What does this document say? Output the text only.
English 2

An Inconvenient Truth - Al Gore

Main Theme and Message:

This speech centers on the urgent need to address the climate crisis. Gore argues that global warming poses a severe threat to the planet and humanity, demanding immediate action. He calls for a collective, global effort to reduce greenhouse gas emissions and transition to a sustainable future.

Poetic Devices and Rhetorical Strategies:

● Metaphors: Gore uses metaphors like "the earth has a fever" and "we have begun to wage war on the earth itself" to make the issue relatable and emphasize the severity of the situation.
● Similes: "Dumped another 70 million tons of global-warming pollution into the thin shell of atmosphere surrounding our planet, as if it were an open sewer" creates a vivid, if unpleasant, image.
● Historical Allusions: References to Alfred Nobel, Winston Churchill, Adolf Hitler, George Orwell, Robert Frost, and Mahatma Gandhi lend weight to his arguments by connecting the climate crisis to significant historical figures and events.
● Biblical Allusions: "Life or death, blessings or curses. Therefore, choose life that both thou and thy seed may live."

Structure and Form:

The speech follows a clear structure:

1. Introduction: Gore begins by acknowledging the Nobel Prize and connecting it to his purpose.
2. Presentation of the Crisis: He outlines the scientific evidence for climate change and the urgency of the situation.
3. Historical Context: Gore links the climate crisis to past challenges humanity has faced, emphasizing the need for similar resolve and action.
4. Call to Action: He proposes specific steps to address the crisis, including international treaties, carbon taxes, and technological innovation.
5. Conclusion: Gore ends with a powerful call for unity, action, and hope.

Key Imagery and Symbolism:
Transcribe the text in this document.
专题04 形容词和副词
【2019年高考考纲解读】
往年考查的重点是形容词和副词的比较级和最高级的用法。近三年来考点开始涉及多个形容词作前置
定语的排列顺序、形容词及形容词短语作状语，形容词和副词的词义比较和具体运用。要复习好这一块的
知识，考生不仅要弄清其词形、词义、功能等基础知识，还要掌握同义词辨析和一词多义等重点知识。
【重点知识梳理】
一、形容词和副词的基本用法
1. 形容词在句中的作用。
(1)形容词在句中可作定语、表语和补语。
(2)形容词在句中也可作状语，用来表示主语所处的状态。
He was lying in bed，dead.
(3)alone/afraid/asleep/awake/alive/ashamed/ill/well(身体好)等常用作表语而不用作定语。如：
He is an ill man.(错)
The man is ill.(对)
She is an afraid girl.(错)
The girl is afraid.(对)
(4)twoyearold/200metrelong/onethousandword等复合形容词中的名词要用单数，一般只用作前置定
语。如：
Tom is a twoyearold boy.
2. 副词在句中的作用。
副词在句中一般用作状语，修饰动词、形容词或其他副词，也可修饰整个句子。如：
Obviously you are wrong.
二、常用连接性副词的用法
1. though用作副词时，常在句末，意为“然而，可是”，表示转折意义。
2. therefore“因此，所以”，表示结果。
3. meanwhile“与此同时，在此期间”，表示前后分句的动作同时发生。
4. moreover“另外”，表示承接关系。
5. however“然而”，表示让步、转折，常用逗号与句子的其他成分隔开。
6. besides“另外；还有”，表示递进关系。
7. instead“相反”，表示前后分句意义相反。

###

EXERCISE PROMPT>
Return the listing above word for word.

TASK ANSWER>
What does this document say? Output the text only.
English 2

An Inconvenient Truth - Al Gore

Main Theme and Message:

This speech centers on the urgent need to address the climate crisis. Gore argues that global warming poses a severe threat to the planet and humanity, demanding immediate action. He calls for a collective, global effort to reduce greenhouse gas emissions and transition to a sustainable future.

Poetic Devices and Rhetorical Strategies:

● Metaphors: Gore uses metaphors like "the earth has a fever" and "we have begun to wage war on the earth itself" to make the issue relatable and emphasize the severity of the situation.
● Similes: "Dumped another 70 million tons of global-warming pollution into the thin shell of atmosphere surrounding our planet, as if it were an open sewer" creates a vivid, if unpleasant, image.
● Historical Allusions: References to Alfred Nobel, Winston Churchill, Adolf Hitler, George Orwell, Robert Frost, and Mahatma Gandhi lend weight to his arguments by connecting the climate crisis to significant historical figures and events.
● Biblical Allusions: "Life or death, blessings or curses. Therefore, choose life that both thou and thy seed may live."

Structure and Form:

The speech follows a clear structure:

1. Introduction: Gore begins by acknowledging the Nobel Prize and connecting it to his purpose.
2. Presentation of the Crisis: He outlines the scientific evidence for climate change and the urgency of the situation.
3. Historical Context: Gore links the climate crisis to past challenges humanity has faced, emphasizing the need for similar resolve and action.
4. Call to Action: He proposes specific steps to address the crisis, including international treaties, carbon taxes, and technological innovation.
5. Conclusion: Gore ends with a powerful call for unity, action, and hope.

Key Imagery and Symbolism:
Transcribe the text in this document.
专题04 形容词和副词
【2019年高考考纲解读】
往年考查的重点是形容词和副词的比较级和最高级的用法。近三年来考点开始涉及多个形容词作前置
定语的排列顺序、形容词及形容词短语作状语，形容词和副词的词义比较和具体运用。要复习好这一块的
知识，考生不仅要弄清其词形、词义、功能等基础知识，还要掌握同义词辨析和一词多义等重点知识。
【重点知识梳理】
一、形容词和副词的基本用法
1. 形容词在句中的作用。
(1)形容词在句中可作定语、表语和补语。
(2)形容词在句中也可作状语，用来表示主语所处的状态。
He was lying in bed，dead.
(3)alone/afraid/asleep/awake/alive/ashamed/ill/well(身体好)等常用作表语而不用作定语。如：
He is an ill man.(错)
The man is ill.(对)
She is an afraid girl.(错)
The girl is afraid.(对)
(4)twoyearold/200metrelong/onethousandword等复合形容词中的名词要用单数，一般只用作前置定
语。如：
Tom is a twoyearold boy.
2. 副词在句中的作用。
副词在句中一般用作状语，修饰动词、形容词或其他副词，也可修饰整个句子。如：
Obviously you are wrong.
二、常用连接性副词的用法
1. though用作副词时，常在句末，意为“然而，可是”，表示转折意义。
2. therefore“因此，所以”，表示结果。
3. meanwhile“与此同时，在此期间”，表示前后分句的动作同时发生。
4. moreover“另外”，表示承接关系。
5. however“然而”，表示让步、转折，常用逗号与句子的其他成分隔开。
6. besides“另外；还有”，表示递进关系。
7. instead“相反”，表示前后分句意义相反。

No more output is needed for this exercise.